» **SOURCE PASSAGE**:

- - - - - - -

Azure governance: The first steps to creating an organized cloud infrastructure

Microsoft's Joseph Chan and Liz Kim discuss Azure governance and Azure Policy Microsoft's Joseph Chan and Liz Kim discuss Azure governance and Azure Policy

Moving your workspace to the cloud can be overwhelming, but Joseph Chan (@jochan_msft) and Liz Kim (@lizkim101) of Microsoft explain the best way to organize an agile and secure Azure environment from the start.  

Azure governance is a large, complex topic, and there are many areas to be covered within it. During Deploy, ShareGate's expert-led event focused on Azure governance, Microsoft’s Joseph Chan and Liz Kim asked us to take a step back and consider what we should be doing on day 0 in the cloud. 

To be as efficient as possible while maintaining agility, control, and security, you need to understand how to conceptualize your cloud environment from the start. This includes learning why and how Azure governance tools work and what types of organizational questions and services you should consider before deploying your first resource.

- - - - - - -

» **Region annotation records**:
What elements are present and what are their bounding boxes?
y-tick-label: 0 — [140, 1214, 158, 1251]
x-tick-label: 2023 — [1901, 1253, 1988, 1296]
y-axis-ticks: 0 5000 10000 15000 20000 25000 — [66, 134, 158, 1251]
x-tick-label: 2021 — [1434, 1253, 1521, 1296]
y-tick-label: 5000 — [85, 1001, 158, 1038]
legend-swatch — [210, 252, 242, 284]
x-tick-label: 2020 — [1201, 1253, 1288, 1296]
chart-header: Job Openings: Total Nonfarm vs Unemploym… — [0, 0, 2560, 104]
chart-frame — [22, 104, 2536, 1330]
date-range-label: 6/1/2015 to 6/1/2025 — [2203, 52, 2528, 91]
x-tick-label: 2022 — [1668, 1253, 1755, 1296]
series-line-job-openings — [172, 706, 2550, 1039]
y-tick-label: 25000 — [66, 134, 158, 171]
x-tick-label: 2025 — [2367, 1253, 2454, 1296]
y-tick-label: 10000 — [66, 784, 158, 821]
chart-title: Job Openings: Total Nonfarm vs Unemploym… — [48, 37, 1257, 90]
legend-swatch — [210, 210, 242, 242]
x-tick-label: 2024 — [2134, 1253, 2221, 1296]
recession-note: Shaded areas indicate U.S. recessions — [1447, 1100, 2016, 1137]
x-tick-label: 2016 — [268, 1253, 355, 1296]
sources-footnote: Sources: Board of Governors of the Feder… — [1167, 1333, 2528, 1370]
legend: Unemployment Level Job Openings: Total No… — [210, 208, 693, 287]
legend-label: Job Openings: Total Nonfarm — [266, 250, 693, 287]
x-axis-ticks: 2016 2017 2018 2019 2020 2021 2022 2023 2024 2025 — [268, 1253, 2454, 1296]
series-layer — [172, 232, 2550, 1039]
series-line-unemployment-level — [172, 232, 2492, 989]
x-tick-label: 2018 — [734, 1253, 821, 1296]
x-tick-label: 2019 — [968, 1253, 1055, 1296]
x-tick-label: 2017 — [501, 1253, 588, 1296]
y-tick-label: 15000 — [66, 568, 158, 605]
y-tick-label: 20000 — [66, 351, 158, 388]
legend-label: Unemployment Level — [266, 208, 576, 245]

- - - - - - -

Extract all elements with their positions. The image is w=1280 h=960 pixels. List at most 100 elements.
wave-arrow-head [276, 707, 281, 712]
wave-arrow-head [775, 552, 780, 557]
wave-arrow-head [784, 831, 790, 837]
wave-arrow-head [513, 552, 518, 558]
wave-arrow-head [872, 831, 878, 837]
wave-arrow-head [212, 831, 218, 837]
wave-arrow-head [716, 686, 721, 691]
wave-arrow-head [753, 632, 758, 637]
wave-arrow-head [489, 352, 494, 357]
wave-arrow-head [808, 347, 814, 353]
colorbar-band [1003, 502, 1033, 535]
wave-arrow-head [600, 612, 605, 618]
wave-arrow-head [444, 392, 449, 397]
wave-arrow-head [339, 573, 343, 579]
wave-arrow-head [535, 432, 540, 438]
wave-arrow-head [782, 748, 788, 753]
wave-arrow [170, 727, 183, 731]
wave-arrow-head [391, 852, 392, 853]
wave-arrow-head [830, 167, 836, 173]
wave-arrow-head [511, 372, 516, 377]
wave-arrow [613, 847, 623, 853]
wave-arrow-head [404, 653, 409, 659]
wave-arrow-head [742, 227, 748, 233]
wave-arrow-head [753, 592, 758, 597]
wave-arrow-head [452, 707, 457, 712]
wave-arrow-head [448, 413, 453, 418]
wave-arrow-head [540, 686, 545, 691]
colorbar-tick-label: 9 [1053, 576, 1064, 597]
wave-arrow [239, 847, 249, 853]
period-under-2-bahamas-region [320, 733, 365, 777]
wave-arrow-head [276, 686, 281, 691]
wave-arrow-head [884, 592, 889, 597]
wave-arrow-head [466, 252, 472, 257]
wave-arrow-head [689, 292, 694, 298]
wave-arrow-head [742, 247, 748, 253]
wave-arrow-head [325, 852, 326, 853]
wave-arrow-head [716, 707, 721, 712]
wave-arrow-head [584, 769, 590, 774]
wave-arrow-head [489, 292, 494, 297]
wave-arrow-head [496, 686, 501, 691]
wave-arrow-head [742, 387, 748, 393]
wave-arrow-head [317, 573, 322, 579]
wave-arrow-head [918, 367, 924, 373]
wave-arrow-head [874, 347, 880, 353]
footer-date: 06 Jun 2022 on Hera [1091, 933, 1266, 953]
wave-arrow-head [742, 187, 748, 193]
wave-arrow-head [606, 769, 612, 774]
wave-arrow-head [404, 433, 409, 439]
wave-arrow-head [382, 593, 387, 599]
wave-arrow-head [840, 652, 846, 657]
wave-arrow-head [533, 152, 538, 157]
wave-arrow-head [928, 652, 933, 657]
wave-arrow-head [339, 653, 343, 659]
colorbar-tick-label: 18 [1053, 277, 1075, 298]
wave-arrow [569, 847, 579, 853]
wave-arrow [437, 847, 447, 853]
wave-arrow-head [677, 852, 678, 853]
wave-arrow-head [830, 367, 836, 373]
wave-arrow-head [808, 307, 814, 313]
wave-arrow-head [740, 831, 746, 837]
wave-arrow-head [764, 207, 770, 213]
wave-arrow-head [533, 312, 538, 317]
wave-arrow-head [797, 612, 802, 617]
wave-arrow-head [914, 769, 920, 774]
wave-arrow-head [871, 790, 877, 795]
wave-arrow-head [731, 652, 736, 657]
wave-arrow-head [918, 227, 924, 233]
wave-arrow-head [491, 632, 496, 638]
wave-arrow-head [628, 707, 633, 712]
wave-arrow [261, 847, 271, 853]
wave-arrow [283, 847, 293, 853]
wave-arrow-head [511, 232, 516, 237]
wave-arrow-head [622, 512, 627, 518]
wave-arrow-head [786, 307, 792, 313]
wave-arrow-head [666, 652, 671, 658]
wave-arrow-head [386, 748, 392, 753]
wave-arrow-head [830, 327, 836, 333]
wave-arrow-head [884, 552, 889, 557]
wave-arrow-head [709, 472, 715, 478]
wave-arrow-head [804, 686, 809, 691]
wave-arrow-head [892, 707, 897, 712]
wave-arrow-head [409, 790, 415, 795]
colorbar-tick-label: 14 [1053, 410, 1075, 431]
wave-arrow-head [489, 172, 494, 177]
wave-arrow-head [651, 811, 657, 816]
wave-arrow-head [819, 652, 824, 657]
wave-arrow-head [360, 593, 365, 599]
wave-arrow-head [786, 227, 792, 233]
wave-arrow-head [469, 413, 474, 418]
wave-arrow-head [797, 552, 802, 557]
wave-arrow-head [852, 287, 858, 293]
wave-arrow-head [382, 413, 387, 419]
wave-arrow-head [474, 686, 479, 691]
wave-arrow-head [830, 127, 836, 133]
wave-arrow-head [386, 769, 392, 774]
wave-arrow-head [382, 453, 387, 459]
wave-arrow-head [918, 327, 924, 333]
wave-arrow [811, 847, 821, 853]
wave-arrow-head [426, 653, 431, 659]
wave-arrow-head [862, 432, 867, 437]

- - - - - - -

» **STATED TASK 1**:
What was Deploy, according to the Azure governance article?
» **STATED TASK 2**:
Reproduce the stretch of the Azure governance article from "Moving your workspace" through "your first resource.".

» **COMPLETE OUTPUT 1**:
ShareGate's expert-led event focused on Azure governance.

» **COMPLETE OUTPUT 2**:
Moving your workspace to the cloud can be overwhelming, but Joseph Chan (@jochan_msft) and Liz Kim (@lizkim101) of Microsoft explain the best way to organize an agile and secure Azure environment from the start.  

Azure governance is a large, complex topic, and there are many areas to be covered within it. During Deploy, ShareGate's expert-led event focused on Azure governance, Microsoft’s Joseph Chan and Liz Kim asked us to take a step back and consider what we should be doing on day 0 in the cloud. 

To be as efficient as possible while maintaining agility, control, and security, you need to understand how to conceptualize your cloud environment from the start. This includes learning why and how Azure governance tools work and what types of organizational questions and services you should consider before deploying your first resource.